### Problem details
Keep every line where the word "this" appears; drop the rest.

_____

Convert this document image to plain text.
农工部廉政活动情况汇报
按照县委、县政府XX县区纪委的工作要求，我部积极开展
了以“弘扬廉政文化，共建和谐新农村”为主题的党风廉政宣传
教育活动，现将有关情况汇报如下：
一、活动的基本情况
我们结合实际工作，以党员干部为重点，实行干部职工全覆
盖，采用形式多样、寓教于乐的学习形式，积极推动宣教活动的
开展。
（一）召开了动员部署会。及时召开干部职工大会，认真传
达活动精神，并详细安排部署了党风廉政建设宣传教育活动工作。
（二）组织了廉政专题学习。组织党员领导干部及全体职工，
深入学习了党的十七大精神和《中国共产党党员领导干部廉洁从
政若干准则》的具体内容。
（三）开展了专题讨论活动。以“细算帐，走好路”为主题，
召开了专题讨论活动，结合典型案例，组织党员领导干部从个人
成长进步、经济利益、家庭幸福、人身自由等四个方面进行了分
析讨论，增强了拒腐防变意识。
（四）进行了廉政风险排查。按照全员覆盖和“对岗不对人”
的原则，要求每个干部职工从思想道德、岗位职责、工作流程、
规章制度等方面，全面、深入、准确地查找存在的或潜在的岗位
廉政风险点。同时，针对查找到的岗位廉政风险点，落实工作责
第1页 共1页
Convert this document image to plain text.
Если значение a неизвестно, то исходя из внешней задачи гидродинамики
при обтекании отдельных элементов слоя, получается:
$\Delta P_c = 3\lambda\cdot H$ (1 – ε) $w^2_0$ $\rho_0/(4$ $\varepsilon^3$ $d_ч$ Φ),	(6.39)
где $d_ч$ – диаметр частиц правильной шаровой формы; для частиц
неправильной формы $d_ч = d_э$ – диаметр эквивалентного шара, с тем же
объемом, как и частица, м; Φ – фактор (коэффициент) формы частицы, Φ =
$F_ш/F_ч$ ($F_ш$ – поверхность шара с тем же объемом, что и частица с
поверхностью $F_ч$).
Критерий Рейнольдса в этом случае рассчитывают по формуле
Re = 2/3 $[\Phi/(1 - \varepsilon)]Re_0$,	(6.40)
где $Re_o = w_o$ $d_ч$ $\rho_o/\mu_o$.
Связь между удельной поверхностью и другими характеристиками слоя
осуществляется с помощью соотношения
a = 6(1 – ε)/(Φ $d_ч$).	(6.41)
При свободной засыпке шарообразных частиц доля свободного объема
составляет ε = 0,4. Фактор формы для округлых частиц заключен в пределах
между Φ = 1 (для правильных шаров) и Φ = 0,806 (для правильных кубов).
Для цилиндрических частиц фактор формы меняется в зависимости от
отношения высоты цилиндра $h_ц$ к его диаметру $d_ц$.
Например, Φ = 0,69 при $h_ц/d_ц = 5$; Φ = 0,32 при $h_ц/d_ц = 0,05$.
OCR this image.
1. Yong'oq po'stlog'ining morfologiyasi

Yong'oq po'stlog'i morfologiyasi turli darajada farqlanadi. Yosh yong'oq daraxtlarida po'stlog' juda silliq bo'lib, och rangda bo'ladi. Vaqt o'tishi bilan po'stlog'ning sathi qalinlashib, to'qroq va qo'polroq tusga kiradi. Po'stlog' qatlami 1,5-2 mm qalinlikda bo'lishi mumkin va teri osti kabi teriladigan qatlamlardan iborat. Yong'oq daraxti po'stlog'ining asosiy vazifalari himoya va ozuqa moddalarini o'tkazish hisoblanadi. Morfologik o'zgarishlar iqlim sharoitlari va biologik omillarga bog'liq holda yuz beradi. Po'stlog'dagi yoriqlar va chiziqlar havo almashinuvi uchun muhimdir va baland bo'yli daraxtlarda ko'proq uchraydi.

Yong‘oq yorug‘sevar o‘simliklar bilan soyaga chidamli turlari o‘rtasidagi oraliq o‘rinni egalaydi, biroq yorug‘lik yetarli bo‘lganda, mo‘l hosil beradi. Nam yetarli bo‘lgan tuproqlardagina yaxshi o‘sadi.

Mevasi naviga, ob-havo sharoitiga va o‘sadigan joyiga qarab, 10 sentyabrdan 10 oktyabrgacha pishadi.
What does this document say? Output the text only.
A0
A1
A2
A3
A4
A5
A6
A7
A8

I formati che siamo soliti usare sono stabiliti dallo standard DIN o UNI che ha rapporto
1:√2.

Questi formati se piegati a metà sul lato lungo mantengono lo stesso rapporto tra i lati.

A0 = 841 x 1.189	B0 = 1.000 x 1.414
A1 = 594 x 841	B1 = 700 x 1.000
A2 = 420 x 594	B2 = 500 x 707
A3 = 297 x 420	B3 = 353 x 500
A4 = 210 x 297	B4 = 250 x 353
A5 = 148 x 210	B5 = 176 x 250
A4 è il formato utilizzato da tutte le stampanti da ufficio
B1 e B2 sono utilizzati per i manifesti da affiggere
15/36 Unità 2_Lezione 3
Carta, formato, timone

_____

### The output
Convert this document image to plain text.
Convert this document image to plain text.
OCR this image.
What does this document say? Output the text only.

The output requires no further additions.